** Compito assegnato **
Trascrivi fedelmente il passo del testo sulle Pale di San Martino che comincia con "La catena montuosa" e prosegue fino a "mondo roccioso straordinario.", incluso.

La “barriera corallina” delle Dolomiti.
La catena montuosa più vasta dell’intero territorio delle Dolomiti, che nei suoi 240kmq si estende dalle Dolomiti del Veneto alle Dolomiti del Trentino. Vette maestose ed eleganti che dominano lo sguardo dell’escursionista e che nel suo anello crea quel trekking perfetto, quella giornata dove dedicare un’intera immersione su di un mondo roccioso straordinario.
Un’antica barriera corallina certo, che vede l’origine di queste montagne circa 300 milioni di anni fa quando, in un mare poco profondo, si formò un'enorme barriera corallina che dopo essere emersa ed esser stata modellata dall'azione degli agenti atmosferici, si trasformò nello splendido rilievo che ancora oggi possiamo ammirare un passo dopo l’altro. Ma raccontare per intero le Pale di San Martino è necessario mettere insieme una vasta rete di sentieri di collegamento, che dall’Agordino salgono in direzione del Passo Rolle e della Val Venegia e riuscire così a “dominare” per intero queste meravigliose montagne.

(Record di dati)
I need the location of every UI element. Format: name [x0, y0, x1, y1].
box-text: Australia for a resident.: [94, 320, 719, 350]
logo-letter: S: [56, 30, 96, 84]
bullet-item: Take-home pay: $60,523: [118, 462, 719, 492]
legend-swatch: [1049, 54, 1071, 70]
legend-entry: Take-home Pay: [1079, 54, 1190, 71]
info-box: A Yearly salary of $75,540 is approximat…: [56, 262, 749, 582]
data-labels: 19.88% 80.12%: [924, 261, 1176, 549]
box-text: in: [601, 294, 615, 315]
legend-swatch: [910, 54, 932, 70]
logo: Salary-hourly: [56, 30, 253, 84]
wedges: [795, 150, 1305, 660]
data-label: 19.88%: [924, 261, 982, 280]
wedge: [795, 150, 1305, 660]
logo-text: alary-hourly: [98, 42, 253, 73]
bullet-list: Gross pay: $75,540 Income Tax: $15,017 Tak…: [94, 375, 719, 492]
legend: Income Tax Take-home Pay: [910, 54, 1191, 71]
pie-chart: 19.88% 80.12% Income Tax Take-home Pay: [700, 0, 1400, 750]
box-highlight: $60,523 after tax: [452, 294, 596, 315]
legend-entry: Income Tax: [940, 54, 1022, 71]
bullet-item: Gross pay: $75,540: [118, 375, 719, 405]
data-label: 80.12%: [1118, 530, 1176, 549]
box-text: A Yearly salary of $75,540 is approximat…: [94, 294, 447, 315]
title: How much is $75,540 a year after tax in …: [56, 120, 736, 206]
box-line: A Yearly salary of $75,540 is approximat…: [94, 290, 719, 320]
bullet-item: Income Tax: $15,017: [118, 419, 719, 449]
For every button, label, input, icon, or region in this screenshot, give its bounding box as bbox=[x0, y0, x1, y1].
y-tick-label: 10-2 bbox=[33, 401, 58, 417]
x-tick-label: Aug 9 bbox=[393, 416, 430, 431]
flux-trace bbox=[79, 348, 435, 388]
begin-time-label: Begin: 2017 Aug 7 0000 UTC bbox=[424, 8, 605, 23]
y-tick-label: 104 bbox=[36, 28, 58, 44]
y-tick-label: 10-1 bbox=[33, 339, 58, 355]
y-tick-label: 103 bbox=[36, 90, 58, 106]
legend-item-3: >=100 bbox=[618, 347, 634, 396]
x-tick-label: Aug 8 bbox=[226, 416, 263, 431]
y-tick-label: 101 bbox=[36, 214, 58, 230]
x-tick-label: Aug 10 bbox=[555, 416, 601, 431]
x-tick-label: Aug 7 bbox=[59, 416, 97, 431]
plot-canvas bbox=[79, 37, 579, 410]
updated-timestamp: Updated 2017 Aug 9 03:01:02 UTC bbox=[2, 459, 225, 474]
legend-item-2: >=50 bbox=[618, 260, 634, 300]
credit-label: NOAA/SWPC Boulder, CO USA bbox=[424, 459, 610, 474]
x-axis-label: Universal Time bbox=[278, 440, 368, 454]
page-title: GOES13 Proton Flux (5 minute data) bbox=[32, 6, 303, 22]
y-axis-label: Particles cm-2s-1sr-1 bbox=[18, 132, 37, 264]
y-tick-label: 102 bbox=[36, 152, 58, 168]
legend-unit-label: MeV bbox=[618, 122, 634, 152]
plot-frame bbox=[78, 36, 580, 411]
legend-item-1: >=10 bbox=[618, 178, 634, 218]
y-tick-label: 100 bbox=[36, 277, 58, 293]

** Soluzione del compito **
La catena montuosa più vasta dell’intero territorio delle Dolomiti, che nei suoi 240kmq si estende dalle Dolomiti del Veneto alle Dolomiti del Trentino. Vette maestose ed eleganti che dominano lo sguardo dell’escursionista e che nel suo anello crea quel trekking perfetto, quella giornata dove dedicare un’intera immersione su di un mondo roccioso straordinario.